AVAILABLE RECORDS |
⁂
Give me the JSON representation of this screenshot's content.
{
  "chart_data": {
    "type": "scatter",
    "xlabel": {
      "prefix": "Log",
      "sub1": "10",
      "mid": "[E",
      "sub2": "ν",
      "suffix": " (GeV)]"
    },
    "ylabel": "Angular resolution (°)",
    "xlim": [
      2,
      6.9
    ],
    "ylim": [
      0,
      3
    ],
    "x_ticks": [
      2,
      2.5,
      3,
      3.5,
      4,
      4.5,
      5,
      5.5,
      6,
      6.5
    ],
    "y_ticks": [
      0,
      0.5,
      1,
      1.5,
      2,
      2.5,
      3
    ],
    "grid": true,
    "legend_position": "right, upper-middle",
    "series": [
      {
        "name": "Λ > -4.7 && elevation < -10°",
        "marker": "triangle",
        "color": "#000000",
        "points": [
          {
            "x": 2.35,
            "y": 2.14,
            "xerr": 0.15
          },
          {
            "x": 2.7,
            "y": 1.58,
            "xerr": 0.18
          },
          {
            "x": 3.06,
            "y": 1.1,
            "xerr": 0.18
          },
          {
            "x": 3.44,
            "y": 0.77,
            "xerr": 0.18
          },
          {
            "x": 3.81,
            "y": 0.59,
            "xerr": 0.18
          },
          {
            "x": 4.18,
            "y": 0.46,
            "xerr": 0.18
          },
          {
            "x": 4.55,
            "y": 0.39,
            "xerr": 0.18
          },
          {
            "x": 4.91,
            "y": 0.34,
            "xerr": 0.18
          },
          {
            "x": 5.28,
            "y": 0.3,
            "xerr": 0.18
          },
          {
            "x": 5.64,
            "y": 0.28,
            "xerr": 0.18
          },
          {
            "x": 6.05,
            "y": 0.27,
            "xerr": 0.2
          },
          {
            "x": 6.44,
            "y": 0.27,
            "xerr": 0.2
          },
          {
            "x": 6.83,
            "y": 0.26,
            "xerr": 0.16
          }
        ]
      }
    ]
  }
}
⁂
SET EXERCISE | Please restate the whole listing word for word.

ANSWER FOR THE TASK |
Give me the JSON representation of this screenshot's content.
{
  "chart_data": {
    "type": "scatter",
    "xlabel": {
      "prefix": "Log",
      "sub1": "10",
      "mid": "[E",
      "sub2": "ν",
      "suffix": " (GeV)]"
    },
    "ylabel": "Angular resolution (°)",
    "xlim": [
      2,
      6.9
    ],
    "ylim": [
      0,
      3
    ],
    "x_ticks": [
      2,
      2.5,
      3,
      3.5,
      4,
      4.5,
      5,
      5.5,
      6,
      6.5
    ],
    "y_ticks": [
      0,
      0.5,
      1,
      1.5,
      2,
      2.5,
      3
    ],
    "grid": true,
    "legend_position": "right, upper-middle",
    "series": [
      {
        "name": "Λ > -4.7 && elevation < -10°",
        "marker": "triangle",
        "color": "#000000",
        "points": [
          {
            "x": 2.35,
            "y": 2.14,
            "xerr": 0.15
          },
          {
            "x": 2.7,
            "y": 1.58,
            "xerr": 0.18
          },
          {
            "x": 3.06,
            "y": 1.1,
            "xerr": 0.18
          },
          {
            "x": 3.44,
            "y": 0.77,
            "xerr": 0.18
          },
          {
            "x": 3.81,
            "y": 0.59,
            "xerr": 0.18
          },
          {
            "x": 4.18,
            "y": 0.46,
            "xerr": 0.18
          },
          {
            "x": 4.55,
            "y": 0.39,
            "xerr": 0.18
          },
          {
            "x": 4.91,
            "y": 0.34,
            "xerr": 0.18
          },
          {
            "x": 5.28,
            "y": 0.3,
            "xerr": 0.18
          },
          {
            "x": 5.64,
            "y": 0.28,
            "xerr": 0.18
          },
          {
            "x": 6.05,
            "y": 0.27,
            "xerr": 0.2
          },
          {
            "x": 6.44,
            "y": 0.27,
            "xerr": 0.2
          },
          {
            "x": 6.83,
            "y": 0.26,
            "xerr": 0.16
          }
        ]
      }
    ]
  }
}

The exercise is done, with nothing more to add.